→ Directive: Repeat every entry in the listing below, exactly.

→ Data for the task:
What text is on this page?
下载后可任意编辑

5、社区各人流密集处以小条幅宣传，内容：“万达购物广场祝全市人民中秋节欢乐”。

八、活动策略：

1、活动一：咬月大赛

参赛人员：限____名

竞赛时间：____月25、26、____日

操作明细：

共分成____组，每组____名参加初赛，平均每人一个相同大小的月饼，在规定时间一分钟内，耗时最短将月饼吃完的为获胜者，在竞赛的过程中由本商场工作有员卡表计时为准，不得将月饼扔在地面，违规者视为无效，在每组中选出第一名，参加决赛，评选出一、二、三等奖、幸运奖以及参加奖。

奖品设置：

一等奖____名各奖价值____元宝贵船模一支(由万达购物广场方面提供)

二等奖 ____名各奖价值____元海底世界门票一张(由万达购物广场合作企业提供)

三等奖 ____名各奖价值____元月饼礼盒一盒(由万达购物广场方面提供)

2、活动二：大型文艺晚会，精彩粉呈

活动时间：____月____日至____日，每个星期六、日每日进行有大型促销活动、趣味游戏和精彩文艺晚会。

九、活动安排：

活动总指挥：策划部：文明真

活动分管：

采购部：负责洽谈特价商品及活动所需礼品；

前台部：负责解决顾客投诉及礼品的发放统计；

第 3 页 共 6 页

→ Expected output:
What text is on this page?
下载后可任意编辑

5、社区各人流密集处以小条幅宣传，内容：“万达购物广场祝全市人民中秋节欢乐”。

八、活动策略：

1、活动一：咬月大赛

参赛人员：限____名

竞赛时间：____月25、26、____日

操作明细：

共分成____组，每组____名参加初赛，平均每人一个相同大小的月饼，在规定时间一分钟内，耗时最短将月饼吃完的为获胜者，在竞赛的过程中由本商场工作有员卡表计时为准，不得将月饼扔在地面，违规者视为无效，在每组中选出第一名，参加决赛，评选出一、二、三等奖、幸运奖以及参加奖。

奖品设置：

一等奖____名各奖价值____元宝贵船模一支(由万达购物广场方面提供)

二等奖 ____名各奖价值____元海底世界门票一张(由万达购物广场合作企业提供)

三等奖 ____名各奖价值____元月饼礼盒一盒(由万达购物广场方面提供)

2、活动二：大型文艺晚会，精彩粉呈

活动时间：____月____日至____日，每个星期六、日每日进行有大型促销活动、趣味游戏和精彩文艺晚会。

九、活动安排：

活动总指挥：策划部：文明真

活动分管：

采购部：负责洽谈特价商品及活动所需礼品；

前台部：负责解决顾客投诉及礼品的发放统计；

第 3 页 共 6 页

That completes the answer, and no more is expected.